Exercise brief = Without the pictures, can you quote each line below exactly?

★ ★ ★

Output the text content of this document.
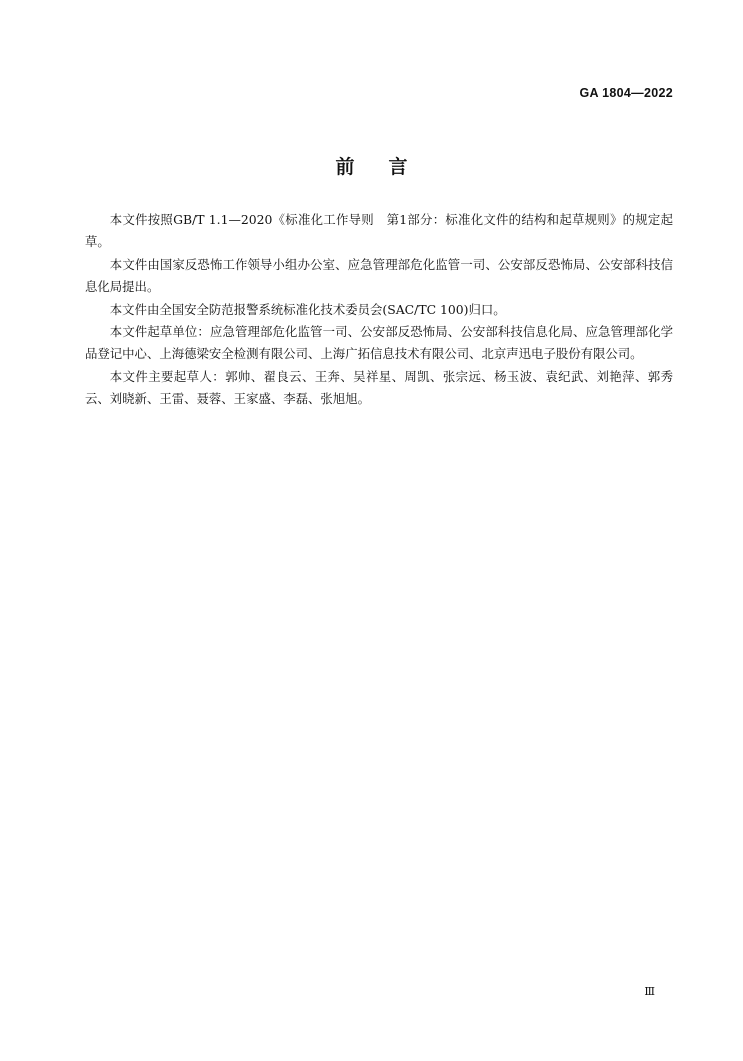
GA 1804—2022
前 言

本文件按照GB/T 1.1—2020《标准化工作导则　第1部分：标准化文件的结构和起草规则》的规定起草。

本文件由国家反恐怖工作领导小组办公室、应急管理部危化监管一司、公安部反恐怖局、公安部科技信息化局提出。

本文件由全国安全防范报警系统标准化技术委员会(SAC/TC 100)归口。

本文件起草单位：应急管理部危化监管一司、公安部反恐怖局、公安部科技信息化局、应急管理部化学品登记中心、上海德梁安全检测有限公司、上海广拓信息技术有限公司、北京声迅电子股份有限公司。

本文件主要起草人：郭帅、翟良云、王奔、吴祥星、周凯、张宗远、杨玉波、袁纪武、刘艳萍、郭秀云、刘晓新、王雷、聂蓉、王家盛、李磊、张旭旭。

Ⅲ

★ ★ ★

Output for this task =
Output the text content of this document.
GA 1804—2022
前 言

本文件按照GB/T 1.1—2020《标准化工作导则　第1部分：标准化文件的结构和起草规则》的规定起草。

本文件由国家反恐怖工作领导小组办公室、应急管理部危化监管一司、公安部反恐怖局、公安部科技信息化局提出。

本文件由全国安全防范报警系统标准化技术委员会(SAC/TC 100)归口。

本文件起草单位：应急管理部危化监管一司、公安部反恐怖局、公安部科技信息化局、应急管理部化学品登记中心、上海德梁安全检测有限公司、上海广拓信息技术有限公司、北京声迅电子股份有限公司。

本文件主要起草人：郭帅、翟良云、王奔、吴祥星、周凯、张宗远、杨玉波、袁纪武、刘艳萍、郭秀云、刘晓新、王雷、聂蓉、王家盛、李磊、张旭旭。

Ⅲ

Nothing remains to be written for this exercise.